State how many lines hold the string "青蓝工程". Give the number and nothing else.

— START OF Data to use —

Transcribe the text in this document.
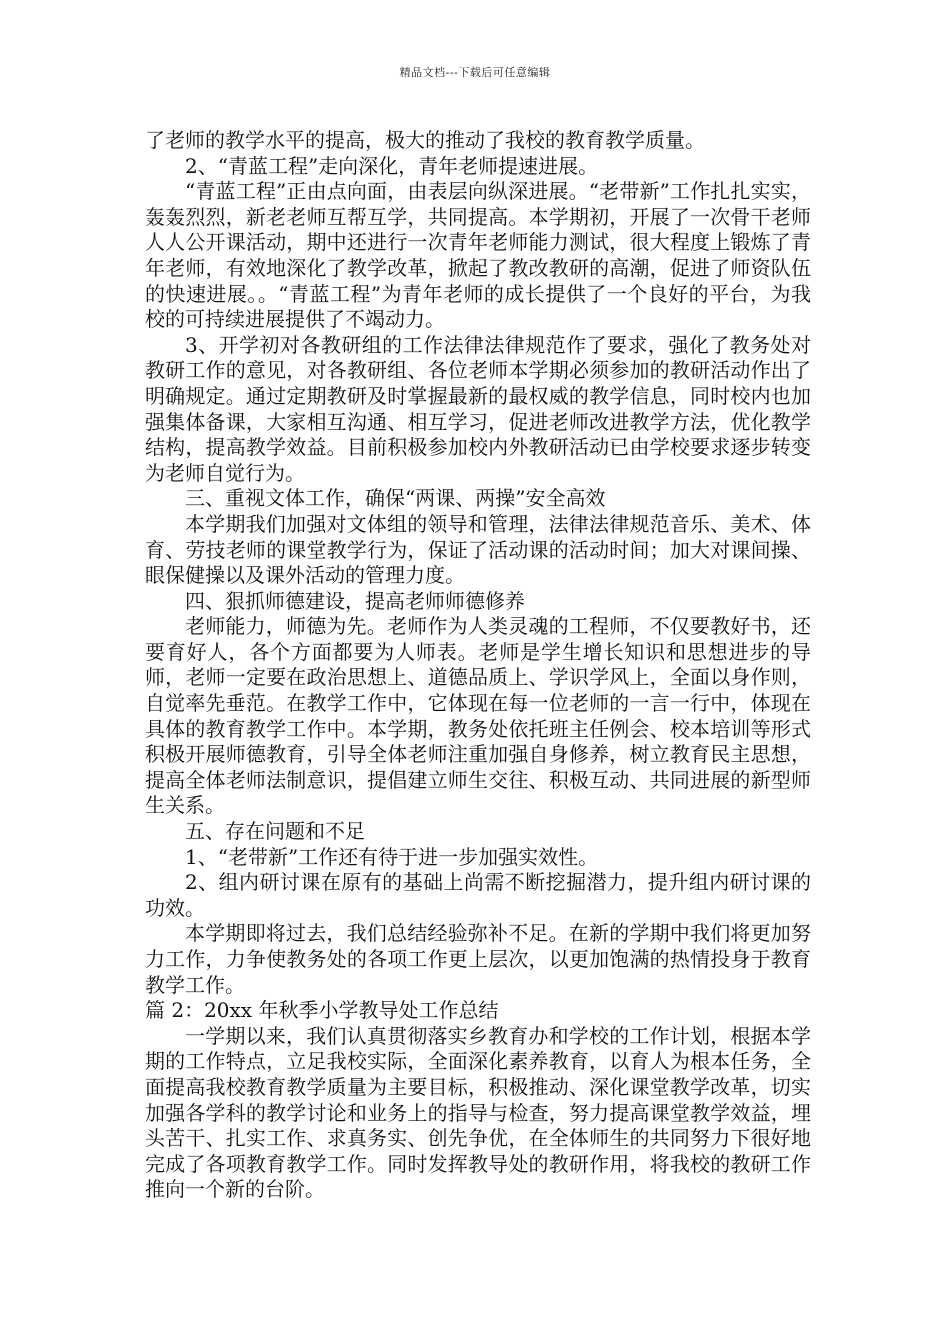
精品文档---下载后可任意编辑

了老师的教学水平的提高，极大的推动了我校的教育教学质量。

2、“青蓝工程”走向深化，青年老师提速进展。

“青蓝工程”正由点向面，由表层向纵深进展。“老带新”工作扎扎实实，轰轰烈烈，新老老师互帮互学，共同提高。本学期初，开展了一次骨干老师人人公开课活动，期中还进行一次青年老师能力测试，很大程度上锻炼了青年老师，有效地深化了教学改革，掀起了教改教研的高潮，促进了师资队伍的快速进展。。“青蓝工程”为青年老师的成长提供了一个良好的平台，为我校的可持续进展提供了不竭动力。

3、开学初对各教研组的工作法律法律规范作了要求，强化了教务处对教研工作的意见，对各教研组、各位老师本学期必须参加的教研活动作出了明确规定。通过定期教研及时掌握最新的最权威的教学信息，同时校内也加强集体备课，大家相互沟通、相互学习，促进老师改进教学方法，优化教学结构，提高教学效益。目前积极参加校内外教研活动已由学校要求逐步转变为老师自觉行为。

三、重视文体工作，确保“两课、两操”安全高效

本学期我们加强对文体组的领导和管理，法律法律规范音乐、美术、体育、劳技老师的课堂教学行为，保证了活动课的活动时间；加大对课间操、眼保健操以及课外活动的管理力度。

四、狠抓师德建设，提高老师师德修养

老师能力，师德为先。老师作为人类灵魂的工程师，不仅要教好书，还要育好人，各个方面都要为人师表。老师是学生增长知识和思想进步的导师，老师一定要在政治思想上、道德品质上、学识学风上，全面以身作则，自觉率先垂范。在教学工作中，它体现在每一位老师的一言一行中，体现在具体的教育教学工作中。本学期，教务处依托班主任例会、校本培训等形式积极开展师德教育，引导全体老师注重加强自身修养，树立教育民主思想，提高全体老师法制意识，提倡建立师生交往、积极互动、共同进展的新型师生关系。

五、存在问题和不足

1、“老带新”工作还有待于进一步加强实效性。

2、组内研讨课在原有的基础上尚需不断挖掘潜力，提升组内研讨课的功效。

本学期即将过去，我们总结经验弥补不足。在新的学期中我们将更加努力工作，力争使教务处的各项工作更上层次，以更加饱满的热情投身于教育教学工作。

篇 2：20xx 年秋季小学教导处工作总结

一学期以来，我们认真贯彻落实乡教育办和学校的工作计划，根据本学期的工作特点，立足我校实际，全面深化素养教育，以育人为根本任务，全面提高我校教育教学质量为主要目标，积极推动、深化课堂教学改革，切实加强各学科的教学讨论和业务上的指导与检查，努力提高课堂教学效益，埋头苦干、扎实工作、求真务实、创先争优，在全体师生的共同努力下很好地完成了各项教育教学工作。同时发挥教导处的教研作用，将我校的教研工作推向一个新的台阶。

— END OF Data to use —

● **Complete output**
2